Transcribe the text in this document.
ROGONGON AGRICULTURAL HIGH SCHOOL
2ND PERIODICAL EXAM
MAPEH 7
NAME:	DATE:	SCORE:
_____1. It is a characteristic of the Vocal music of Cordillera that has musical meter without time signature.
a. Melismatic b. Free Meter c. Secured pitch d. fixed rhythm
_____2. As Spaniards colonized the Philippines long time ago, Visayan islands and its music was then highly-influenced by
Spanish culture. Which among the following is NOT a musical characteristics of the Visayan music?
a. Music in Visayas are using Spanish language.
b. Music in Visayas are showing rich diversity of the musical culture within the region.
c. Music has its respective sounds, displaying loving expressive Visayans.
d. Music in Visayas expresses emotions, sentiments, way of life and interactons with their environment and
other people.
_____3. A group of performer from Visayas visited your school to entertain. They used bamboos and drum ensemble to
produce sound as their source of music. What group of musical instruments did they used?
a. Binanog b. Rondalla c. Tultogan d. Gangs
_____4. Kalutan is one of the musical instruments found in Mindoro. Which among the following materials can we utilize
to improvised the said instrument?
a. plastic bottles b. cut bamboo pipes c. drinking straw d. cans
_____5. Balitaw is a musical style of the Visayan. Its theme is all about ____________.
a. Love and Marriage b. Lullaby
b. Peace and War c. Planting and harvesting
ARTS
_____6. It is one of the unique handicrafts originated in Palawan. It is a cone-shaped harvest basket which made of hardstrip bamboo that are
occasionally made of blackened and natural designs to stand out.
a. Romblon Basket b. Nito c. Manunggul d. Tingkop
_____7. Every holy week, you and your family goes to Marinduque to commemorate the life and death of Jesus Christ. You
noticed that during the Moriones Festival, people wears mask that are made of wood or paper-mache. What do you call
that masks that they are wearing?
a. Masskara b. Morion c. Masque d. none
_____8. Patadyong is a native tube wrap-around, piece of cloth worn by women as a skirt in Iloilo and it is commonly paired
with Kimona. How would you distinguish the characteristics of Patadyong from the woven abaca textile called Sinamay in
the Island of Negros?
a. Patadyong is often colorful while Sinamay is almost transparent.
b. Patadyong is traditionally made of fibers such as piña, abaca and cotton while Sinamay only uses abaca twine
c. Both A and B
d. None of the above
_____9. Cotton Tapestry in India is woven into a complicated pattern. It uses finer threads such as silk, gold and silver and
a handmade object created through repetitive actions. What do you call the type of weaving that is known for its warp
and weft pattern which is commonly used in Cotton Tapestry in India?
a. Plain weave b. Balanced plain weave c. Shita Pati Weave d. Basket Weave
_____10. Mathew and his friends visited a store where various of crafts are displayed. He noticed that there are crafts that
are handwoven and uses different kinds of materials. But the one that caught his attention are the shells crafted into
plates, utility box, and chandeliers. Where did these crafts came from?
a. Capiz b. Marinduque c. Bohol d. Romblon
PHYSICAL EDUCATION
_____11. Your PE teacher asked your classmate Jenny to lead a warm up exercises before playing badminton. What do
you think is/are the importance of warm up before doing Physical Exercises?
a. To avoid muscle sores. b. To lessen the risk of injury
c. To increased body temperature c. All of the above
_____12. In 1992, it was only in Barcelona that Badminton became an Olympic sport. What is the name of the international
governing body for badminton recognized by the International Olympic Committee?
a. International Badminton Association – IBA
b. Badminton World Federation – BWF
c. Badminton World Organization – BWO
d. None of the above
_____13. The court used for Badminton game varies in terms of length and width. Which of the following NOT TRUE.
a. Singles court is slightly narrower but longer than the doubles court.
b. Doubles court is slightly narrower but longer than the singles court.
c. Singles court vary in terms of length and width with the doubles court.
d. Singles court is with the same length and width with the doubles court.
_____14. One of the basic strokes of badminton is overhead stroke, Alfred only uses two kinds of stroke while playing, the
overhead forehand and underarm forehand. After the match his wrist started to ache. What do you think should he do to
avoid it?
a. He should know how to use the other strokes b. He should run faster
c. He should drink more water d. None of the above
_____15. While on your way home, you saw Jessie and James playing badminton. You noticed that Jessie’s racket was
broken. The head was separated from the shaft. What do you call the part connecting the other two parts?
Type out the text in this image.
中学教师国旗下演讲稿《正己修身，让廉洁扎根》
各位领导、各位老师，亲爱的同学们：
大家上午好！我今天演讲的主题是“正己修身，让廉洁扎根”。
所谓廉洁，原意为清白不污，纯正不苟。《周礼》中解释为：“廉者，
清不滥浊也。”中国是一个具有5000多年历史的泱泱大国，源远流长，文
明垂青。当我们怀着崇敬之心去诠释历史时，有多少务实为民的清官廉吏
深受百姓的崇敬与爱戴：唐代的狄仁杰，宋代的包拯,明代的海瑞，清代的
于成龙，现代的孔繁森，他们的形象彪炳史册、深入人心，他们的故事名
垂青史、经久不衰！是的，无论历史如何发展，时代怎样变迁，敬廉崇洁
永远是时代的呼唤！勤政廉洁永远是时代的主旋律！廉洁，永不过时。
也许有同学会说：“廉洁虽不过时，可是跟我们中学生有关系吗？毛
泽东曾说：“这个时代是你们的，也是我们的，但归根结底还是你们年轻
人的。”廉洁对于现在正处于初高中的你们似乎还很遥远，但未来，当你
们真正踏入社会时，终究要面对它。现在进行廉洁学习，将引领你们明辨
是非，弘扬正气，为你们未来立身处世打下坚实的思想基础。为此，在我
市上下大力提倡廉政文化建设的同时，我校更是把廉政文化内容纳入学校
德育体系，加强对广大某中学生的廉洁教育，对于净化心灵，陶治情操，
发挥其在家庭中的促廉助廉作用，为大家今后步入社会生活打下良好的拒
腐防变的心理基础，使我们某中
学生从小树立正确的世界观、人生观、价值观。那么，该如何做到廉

#### Task statement
Check every line for "from" and show the ones that have it.

#### Full answer
_____3. A group of performer from Visayas visited your school to entertain. They used bamboos and drum ensemble to
with Kimona. How would you distinguish the characteristics of Patadyong from the woven abaca textile called Sinamay in
plates, utility box, and chandeliers. Where did these crafts came from?
broken. The head was separated from the shaft. What do you call the part connecting the other two parts?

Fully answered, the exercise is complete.